=== Written task ===
Extract every line of the records below without changing a character, and leave out the pictures.
──────── Data for this task ────────
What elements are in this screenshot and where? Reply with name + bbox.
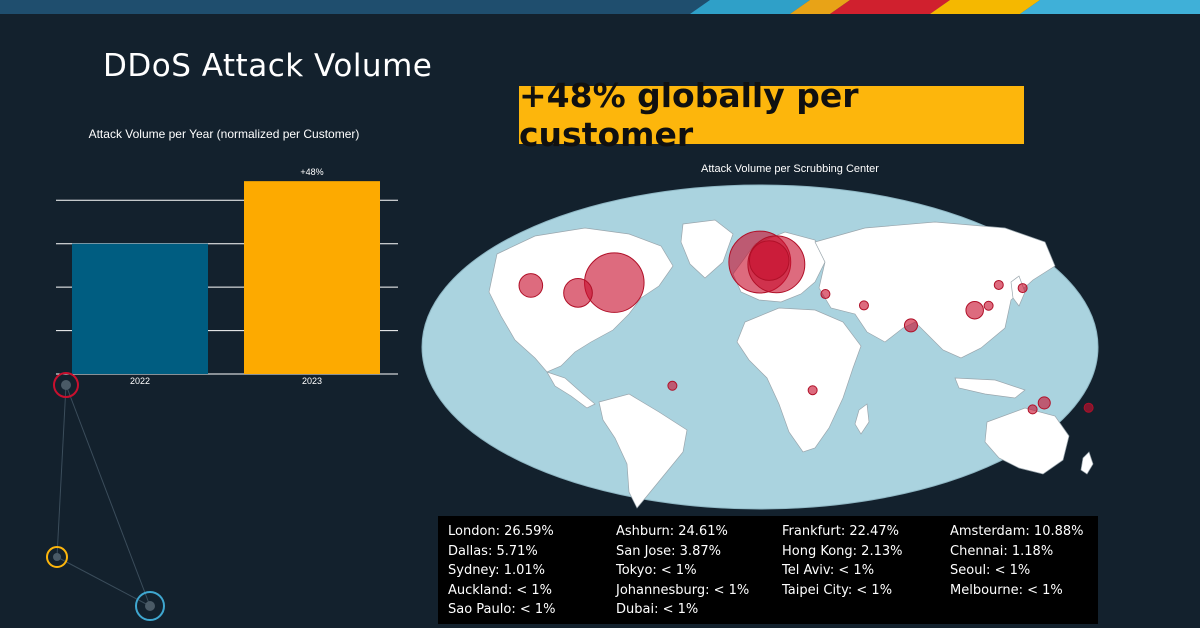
bubble-san-jose [518, 273, 544, 298]
bubble-tel-aviv [820, 289, 831, 300]
legend-entry: Auckland: < 1% [448, 582, 553, 598]
bubble-ashburn [584, 252, 645, 313]
legend-entry [950, 600, 1100, 620]
bubble-sao-paulo [667, 380, 678, 391]
legend-entry [782, 600, 950, 620]
decorative-network [46, 372, 165, 621]
bubble-amsterdam [748, 240, 790, 281]
world-map [421, 184, 1099, 510]
legend-entry: Melbourne: < 1% [950, 582, 1063, 598]
map-bubbles [518, 230, 1094, 415]
top-accent-bar [0, 0, 1200, 14]
bar-chart: Attack Volume per Year (normalized per C… [56, 127, 398, 386]
map-chart-title: Attack Volume per Scrubbing Center [701, 163, 879, 175]
bubble-sydney [1037, 396, 1051, 410]
legend-entry: Ashburn: 24.61% [616, 524, 728, 539]
bubble-taipei-city [983, 300, 994, 311]
city-legend-grid: London: 26.59% Ashburn: 24.61% Frankfurt: … [448, 522, 1098, 620]
x-tick-label: 2022 [130, 376, 150, 386]
legend-entry: Sydney: 1.01% [448, 563, 545, 579]
legend-entry: Dubai: < 1% [616, 602, 699, 618]
legend-entry: Tokyo: < 1% [616, 563, 697, 579]
bar-2023 [244, 181, 380, 374]
bubble-tokyo [1017, 283, 1028, 294]
bubble-melbourne [1027, 404, 1038, 415]
x-tick-label: 2023 [302, 376, 322, 386]
legend-entry: Sao Paulo: < 1% [448, 602, 556, 618]
legend-entry: Johannesburg: < 1% [616, 582, 750, 598]
bubble-chennai [903, 318, 918, 333]
legend-entry: Frankfurt: 22.47% [782, 524, 899, 539]
legend-entry: Seoul: < 1% [950, 563, 1031, 579]
legend-entry: San Jose: 3.87% [616, 543, 721, 559]
bar-2022 [72, 243, 208, 374]
bubble-seoul [993, 279, 1004, 290]
yellow-node-icon [46, 546, 68, 568]
city-legend: London: 26.59% Ashburn: 24.61% Frankfurt: … [438, 516, 1098, 624]
legend-entry: Taipei City: < 1% [782, 582, 893, 598]
bar-chart-title: Attack Volume per Year (normalized per C… [89, 127, 360, 141]
bar-chart-labels: 2022 2023 +48% [130, 167, 324, 386]
headline-banner: +48% globally per customer [519, 76, 1024, 154]
bubble-auckland [1083, 402, 1094, 413]
bubble-dubai [858, 300, 869, 311]
legend-entry: Dallas: 5.71% [448, 543, 538, 559]
bubble-dallas [563, 278, 593, 308]
bubble-johannesburg [807, 385, 818, 396]
slide-title: DDoS Attack Volume [103, 48, 433, 84]
red-node-icon [53, 372, 79, 398]
legend-entry: Amsterdam: 10.88% [950, 524, 1084, 539]
bubble-hong-kong [965, 300, 984, 320]
bar-chart-bars [72, 181, 380, 374]
legend-entry: Chennai: 1.18% [950, 543, 1054, 559]
legend-entry: London: 26.59% [448, 524, 554, 539]
legend-entry: Tel Aviv: < 1% [782, 563, 875, 579]
bar-data-label: +48% [300, 167, 323, 177]
legend-entry: Hong Kong: 2.13% [782, 543, 903, 559]
blue-node-icon [135, 591, 165, 621]
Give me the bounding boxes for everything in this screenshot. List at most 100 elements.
────────
=== Written solution ===
What elements are in this screenshot and where? Reply with name + bbox.
bubble-san-jose [518, 273, 544, 298]
bubble-tel-aviv [820, 289, 831, 300]
legend-entry: Auckland: < 1% [448, 582, 553, 598]
bubble-ashburn [584, 252, 645, 313]
legend-entry [950, 600, 1100, 620]
bubble-sao-paulo [667, 380, 678, 391]
legend-entry [782, 600, 950, 620]
decorative-network [46, 372, 165, 621]
bubble-amsterdam [748, 240, 790, 281]
world-map [421, 184, 1099, 510]
legend-entry: Melbourne: < 1% [950, 582, 1063, 598]
map-bubbles [518, 230, 1094, 415]
top-accent-bar [0, 0, 1200, 14]
bar-chart: Attack Volume per Year (normalized per C… [56, 127, 398, 386]
map-chart-title: Attack Volume per Scrubbing Center [701, 163, 879, 175]
bubble-sydney [1037, 396, 1051, 410]
legend-entry: Ashburn: 24.61% [616, 524, 728, 539]
bubble-taipei-city [983, 300, 994, 311]
city-legend-grid: London: 26.59% Ashburn: 24.61% Frankfurt: … [448, 522, 1098, 620]
x-tick-label: 2022 [130, 376, 150, 386]
legend-entry: Sydney: 1.01% [448, 563, 545, 579]
legend-entry: Dubai: < 1% [616, 602, 699, 618]
legend-entry: Tokyo: < 1% [616, 563, 697, 579]
bar-2023 [244, 181, 380, 374]
bubble-tokyo [1017, 283, 1028, 294]
bubble-melbourne [1027, 404, 1038, 415]
x-tick-label: 2023 [302, 376, 322, 386]
legend-entry: Sao Paulo: < 1% [448, 602, 556, 618]
legend-entry: Johannesburg: < 1% [616, 582, 750, 598]
bubble-chennai [903, 318, 918, 333]
legend-entry: Frankfurt: 22.47% [782, 524, 899, 539]
legend-entry: Seoul: < 1% [950, 563, 1031, 579]
legend-entry: San Jose: 3.87% [616, 543, 721, 559]
bar-2022 [72, 243, 208, 374]
bubble-seoul [993, 279, 1004, 290]
yellow-node-icon [46, 546, 68, 568]
city-legend: London: 26.59% Ashburn: 24.61% Frankfurt: … [438, 516, 1098, 624]
legend-entry: Taipei City: < 1% [782, 582, 893, 598]
bar-chart-title: Attack Volume per Year (normalized per C… [89, 127, 360, 141]
bar-chart-labels: 2022 2023 +48% [130, 167, 324, 386]
headline-banner: +48% globally per customer [519, 76, 1024, 154]
bubble-auckland [1083, 402, 1094, 413]
bubble-dubai [858, 300, 869, 311]
legend-entry: Dallas: 5.71% [448, 543, 538, 559]
bubble-dallas [563, 278, 593, 308]
bubble-johannesburg [807, 385, 818, 396]
slide-title: DDoS Attack Volume [103, 48, 433, 84]
red-node-icon [53, 372, 79, 398]
legend-entry: Amsterdam: 10.88% [950, 524, 1084, 539]
bubble-hong-kong [965, 300, 984, 320]
bar-chart-bars [72, 181, 380, 374]
legend-entry: Chennai: 1.18% [950, 543, 1054, 559]
legend-entry: London: 26.59% [448, 524, 554, 539]
legend-entry: Tel Aviv: < 1% [782, 563, 875, 579]
bar-data-label: +48% [300, 167, 323, 177]
legend-entry: Hong Kong: 2.13% [782, 543, 903, 559]
blue-node-icon [135, 591, 165, 621]
Give me the bounding boxes for everything in this screenshot. List at most 100 elements.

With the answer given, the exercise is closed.